─── Trecho do texto ───
Finalizado filme sobre mordomo, que estréia hoje, diretor pretende retrabalhar imagens de viagem de sua mãe à Ásia

Autor de "Entreatos", sobre Lula, afirma haver perdido interesse em "seguir pessoas com uma câmera e esperar para ver o que acontece"

SILVANA ARANTES
DA REPORTAGEM LOCAL

O próximo filme que o documentarista João Moreira Salles pretende fazer contará uma só história -de uma viagem que a mãe do diretor fez à China, durante a revolução cultural- sob pontos de vista diferentes.
A viagem foi registrada em imagens que o diretor deve desarquivar e transformar num filme, assim como fez com "Santiago", seu quarto documentário em longa-metragem, que estréia hoje nos cinemas e é dividido em duas partes.
No primeiro trecho do filme, intitulado "Santiago", o diretor apresenta seu personagem -o homem que foi mordomo de sua família durante 30 anos e cujo depoimento biográfico ele filmou em 1992, dois anos antes da morte de Santiago Merlo.
Na segunda parte do filme, "Reflexões sobre o Material Bruto", Moreira Salles descortina as razões por que "Santiago" foi o único filme que ele não concluiu e as que o fizeram retomá-lo, em agosto de 2005.
Narrado em primeira pessoa, "Santiago - Reflexões sobre o Material Bruto" não tem, contudo, a voz de João Moreira Salles, mas sim a de seu irmão Fernando Moreira Salles.

Desconfiança
O diretor explica a escolha do narrador, além do motivo "trivial, porém relevante" de não gostar da própria voz: "Um dos assuntos do filme é a fronteira entre ficção e documentário. A minha voz dava uma concretude muito grande a ele. Com a voz do Fernando, acrescento uma dimensão a mais de ficção no filme. Sou eu falando, mas não é minha voz. É como se introduzisse um espelho a mais, uma camada adicional de desconfiança, de ambigüidade".
A estrutura em camadas superpostas é a que o diretor pretende usar também no próximo filme, com as imagens de arquivo familiar feitas na China.
"Tinha vontade de editar esse material com duas ou três locuções diferentes. A primeira seria eu, que não apareço no filme, falando sobre as imagens. A outra seria de um personagem que está no material, pensando naquele momento sobre a viagem. E a outra, de um personagem periférico. É sempre o mesmo material, que adquire sentidos diferentes. Não é nada novo, original, mas está um pouco mais no caminho do que me interessaria fazer", afirma.
Depois de "Santiago", Moreira Salles se desinteressou em repetir o tipo de filmes que fez antes -"Notícias de uma Guerra Particular", sobre a violência no Rio de Janeiro; "Nelson Freire", perfil do pianista; e "Entreatos", registro da reta final da vitoriosa campanha de Lula à Presidência. O diretor cogitou não prosseguir com a carreira de documentarista.
─── Linhas de dados ───
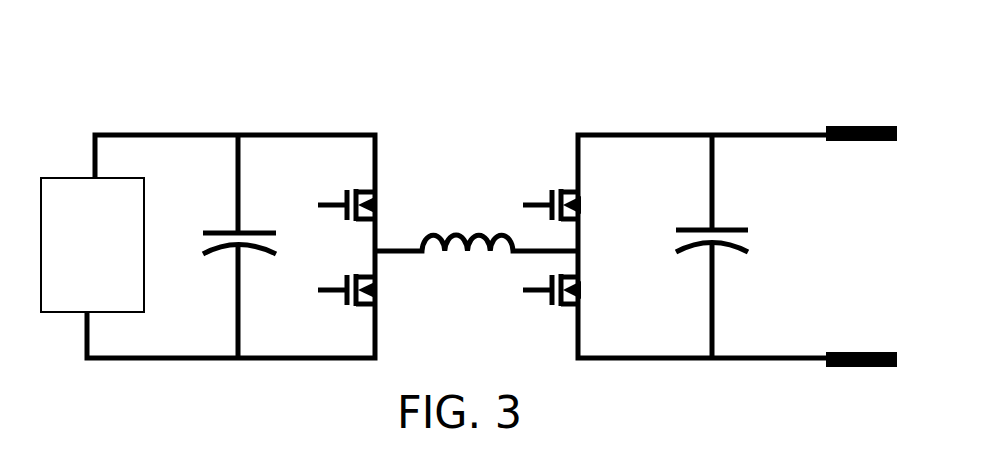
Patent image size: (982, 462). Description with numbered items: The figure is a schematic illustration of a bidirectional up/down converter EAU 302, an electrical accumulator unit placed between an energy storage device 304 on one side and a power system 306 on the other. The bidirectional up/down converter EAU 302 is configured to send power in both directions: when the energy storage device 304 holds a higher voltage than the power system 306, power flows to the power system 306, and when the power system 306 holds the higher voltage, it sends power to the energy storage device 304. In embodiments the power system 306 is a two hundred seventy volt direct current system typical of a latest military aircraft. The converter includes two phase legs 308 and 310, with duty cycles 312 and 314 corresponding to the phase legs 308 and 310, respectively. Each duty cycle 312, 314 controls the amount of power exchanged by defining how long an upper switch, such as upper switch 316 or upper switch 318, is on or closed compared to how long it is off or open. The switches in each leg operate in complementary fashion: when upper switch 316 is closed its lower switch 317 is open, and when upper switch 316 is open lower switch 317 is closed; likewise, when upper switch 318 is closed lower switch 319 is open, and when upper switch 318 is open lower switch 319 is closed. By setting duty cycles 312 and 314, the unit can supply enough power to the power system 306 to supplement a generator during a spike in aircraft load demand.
───
- O que fazer -
1. Responda às perguntas abaixo com base na reportagem sobre João Moreira Salles.
(a) Por quantos anos Santiago Merlo foi mordomo da família do diretor?
(b) De quem é a voz que narra "Santiago - Reflexões sobre o Material Bruto"?
(c) Qual é o tema de "Notícias de uma Guerra Particular"?
2. Reproduza fielmente o trecho da reportagem sobre João Moreira Salles entre "O próximo filme que" e "agosto de 2005.", inclusive.
3. Indique se cada afirmação abaixo está de acordo com a reportagem sobre João Moreira Salles. Responda sim ou não e cite as palavras da reportagem que justificam a resposta.
(a) O depoimento de Santiago foi filmado em 1992.
(b) A mãe do diretor fez uma viagem ao Japão.
(c) O diretor retomou "Santiago" em agosto de 2005.

- Respostas esperadas -
1.
(a) Durante 30 anos.
(b) É a voz de Fernando Moreira Salles, irmão do diretor.
(c) A violência no Rio de Janeiro.

2.
O próximo filme que o documentarista João Moreira Salles pretende fazer contará uma só história -de uma viagem que a mãe do diretor fez à China, durante a revolução cultural- sob pontos de vista diferentes.
A viagem foi registrada em imagens que o diretor deve desarquivar e transformar num filme, assim como fez com "Santiago", seu quarto documentário em longa-metragem, que estréia hoje nos cinemas e é dividido em duas partes.
No primeiro trecho do filme, intitulado "Santiago", o diretor apresenta seu personagem -o homem que foi mordomo de sua família durante 30 anos e cujo depoimento biográfico ele filmou em 1992, dois anos antes da morte de Santiago Merlo.
Na segunda parte do filme, "Reflexões sobre o Material Bruto", Moreira Salles descortina as razões por que "Santiago" foi o único filme que ele não concluiu e as que o fizeram retomá-lo, em agosto de 2005.

3.
(a) Sim: "cujo depoimento biográfico ele filmou em 1992".
(b) Não: "uma viagem que a mãe do diretor fez à China".
(c) Sim: "as que o fizeram retomá-lo, em agosto de 2005".